* **STATED TASK**
Extract the records in full, leaving every picture out.
··· EXERCISE DATA ···
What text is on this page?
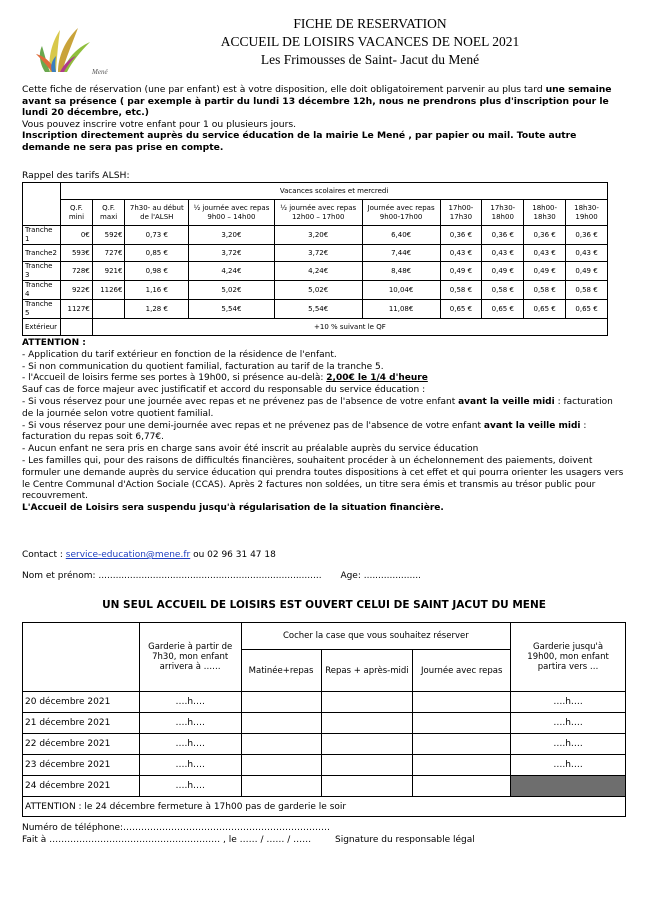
Mené
FICHE DE RESERVATION
ACCUEIL DE LOISIRS VACANCES DE NOEL 2021
Les Frimousses de Saint- Jacut du Mené

Cette fiche de réservation (une par enfant) est à votre disposition, elle doit obligatoirement parvenir au plus tard une semaine avant sa présence ( par exemple à partir du lundi 13 décembre 12h, nous ne prendrons plus d'inscription pour le lundi 20 décembre, etc.)

Vous pouvez inscrire votre enfant pour 1 ou plusieurs jours.

Inscription directement auprès du service éducation de la mairie Le Mené , par papier ou mail. Toute autre demande ne sera pas prise en compte.

Rappel des tarifs ALSH:
	Vacances scolaires et mercredi									
	Q.F. mini	Q.F. maxi	7h30- au début de l'ALSH	½ journée avec repas 9h00 – 14h00	½ journée avec repas 12h00 – 17h00	Journée avec repas 9h00-17h00	17h00-17h30	17h30-18h00	18h00-18h30	18h30-19h00
Tranche 1	0€	592€	0,73 €	3,20€	3,20€	6,40€	0,36 €	0,36 €	0,36 €	0,36 €
Tranche2	593€	727€	0,85 €	3,72€	3,72€	7,44€	0,43 €	0,43 €	0,43 €	0,43 €
Tranche 3	728€	921€	0,98 €	4,24€	4,24€	8,48€	0,49 €	0,49 €	0,49 €	0,49 €
Tranche 4	922€	1126€	1,16 €	5,02€	5,02€	10,04€	0,58 €	0,58 €	0,58 €	0,58 €
Tranche 5	1127€		1,28 €	5,54€	5,54€	11,08€	0,65 €	0,65 €	0,65 €	0,65 €
Extérieur		+10 % suivant le QF								

ATTENTION :

- Application du tarif extérieur en fonction de la résidence de l'enfant.

- Si non communication du quotient familial, facturation au tarif de la tranche 5.

- l'Accueil de loisirs ferme ses portes à 19h00, si présence au-delà: 2,00€ le 1/4 d'heure

Sauf cas de force majeur avec justificatif et accord du responsable du service éducation :

- Si vous réservez pour une journée avec repas et ne prévenez pas de l'absence de votre enfant avant la veille midi : facturation de la journée selon votre quotient familial.

- Si vous réservez pour une demi-journée avec repas et ne prévenez pas de l'absence de votre enfant avant la veille midi : facturation du repas soit 6,77€.

- Aucun enfant ne sera pris en charge sans avoir été inscrit au préalable auprès du service éducation

- Les familles qui, pour des raisons de difficultés financières, souhaitent procéder à un échelonnement des paiements, doivent formuler une demande auprès du service éducation qui prendra toutes dispositions à cet effet et qui pourra orienter les usagers vers le Centre Communal d'Action Sociale (CCAS). Après 2 factures non soldées, un titre sera émis et transmis au trésor public pour recouvrement.

L'Accueil de Loisirs sera suspendu jusqu'à régularisation de la situation financière.

Contact : service-education@mene.fr ou 02 96 31 47 18
Nom et prénom: .............................................................................. Age: ....................
UN SEUL ACCUEIL DE LOISIRS EST OUVERT CELUI DE SAINT JACUT DU MENE
	Garderie à partir de 7h30, mon enfant arrivera à ……	Cocher la case que vous souhaitez réserver			Garderie jusqu'à 19h00, mon enfant partira vers …
		Matinée+repas	Repas + après-midi	Journée avec repas	
20 décembre 2021	….h….				….h….
21 décembre 2021	….h….				….h….
22 décembre 2021	….h….				….h….
23 décembre 2021	….h….				….h….
24 décembre 2021	….h….				
ATTENTION : le 24 décembre fermeture à 17h00 pas de garderie le soir					
Numéro de téléphone:……………………………………………………………
Fait à ………………………………………………… , le …… / …… / ……	Signature du responsable légal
···
* **WRITTEN ANSWER**
What text is on this page?
Mené
FICHE DE RESERVATION
ACCUEIL DE LOISIRS VACANCES DE NOEL 2021
Les Frimousses de Saint- Jacut du Mené

Cette fiche de réservation (une par enfant) est à votre disposition, elle doit obligatoirement parvenir au plus tard une semaine avant sa présence ( par exemple à partir du lundi 13 décembre 12h, nous ne prendrons plus d'inscription pour le lundi 20 décembre, etc.)

Vous pouvez inscrire votre enfant pour 1 ou plusieurs jours.

Inscription directement auprès du service éducation de la mairie Le Mené , par papier ou mail. Toute autre demande ne sera pas prise en compte.

Rappel des tarifs ALSH:
	Vacances scolaires et mercredi									
	Q.F. mini	Q.F. maxi	7h30- au début de l'ALSH	½ journée avec repas 9h00 – 14h00	½ journée avec repas 12h00 – 17h00	Journée avec repas 9h00-17h00	17h00-17h30	17h30-18h00	18h00-18h30	18h30-19h00
Tranche 1	0€	592€	0,73 €	3,20€	3,20€	6,40€	0,36 €	0,36 €	0,36 €	0,36 €
Tranche2	593€	727€	0,85 €	3,72€	3,72€	7,44€	0,43 €	0,43 €	0,43 €	0,43 €
Tranche 3	728€	921€	0,98 €	4,24€	4,24€	8,48€	0,49 €	0,49 €	0,49 €	0,49 €
Tranche 4	922€	1126€	1,16 €	5,02€	5,02€	10,04€	0,58 €	0,58 €	0,58 €	0,58 €
Tranche 5	1127€		1,28 €	5,54€	5,54€	11,08€	0,65 €	0,65 €	0,65 €	0,65 €
Extérieur		+10 % suivant le QF								

ATTENTION :

- Application du tarif extérieur en fonction de la résidence de l'enfant.

- Si non communication du quotient familial, facturation au tarif de la tranche 5.

- l'Accueil de loisirs ferme ses portes à 19h00, si présence au-delà: 2,00€ le 1/4 d'heure

Sauf cas de force majeur avec justificatif et accord du responsable du service éducation :

- Si vous réservez pour une journée avec repas et ne prévenez pas de l'absence de votre enfant avant la veille midi : facturation de la journée selon votre quotient familial.

- Si vous réservez pour une demi-journée avec repas et ne prévenez pas de l'absence de votre enfant avant la veille midi : facturation du repas soit 6,77€.

- Aucun enfant ne sera pris en charge sans avoir été inscrit au préalable auprès du service éducation

- Les familles qui, pour des raisons de difficultés financières, souhaitent procéder à un échelonnement des paiements, doivent formuler une demande auprès du service éducation qui prendra toutes dispositions à cet effet et qui pourra orienter les usagers vers le Centre Communal d'Action Sociale (CCAS). Après 2 factures non soldées, un titre sera émis et transmis au trésor public pour recouvrement.

L'Accueil de Loisirs sera suspendu jusqu'à régularisation de la situation financière.

Contact : service-education@mene.fr ou 02 96 31 47 18
Nom et prénom: .............................................................................. Age: ....................
UN SEUL ACCUEIL DE LOISIRS EST OUVERT CELUI DE SAINT JACUT DU MENE
	Garderie à partir de 7h30, mon enfant arrivera à ……	Cocher la case que vous souhaitez réserver			Garderie jusqu'à 19h00, mon enfant partira vers …
		Matinée+repas	Repas + après-midi	Journée avec repas	
20 décembre 2021	….h….				….h….
21 décembre 2021	….h….				….h….
22 décembre 2021	….h….				….h….
23 décembre 2021	….h….				….h….
24 décembre 2021	….h….				
ATTENTION : le 24 décembre fermeture à 17h00 pas de garderie le soir					
Numéro de téléphone:……………………………………………………………
Fait à ………………………………………………… , le …… / …… / ……	Signature du responsable légal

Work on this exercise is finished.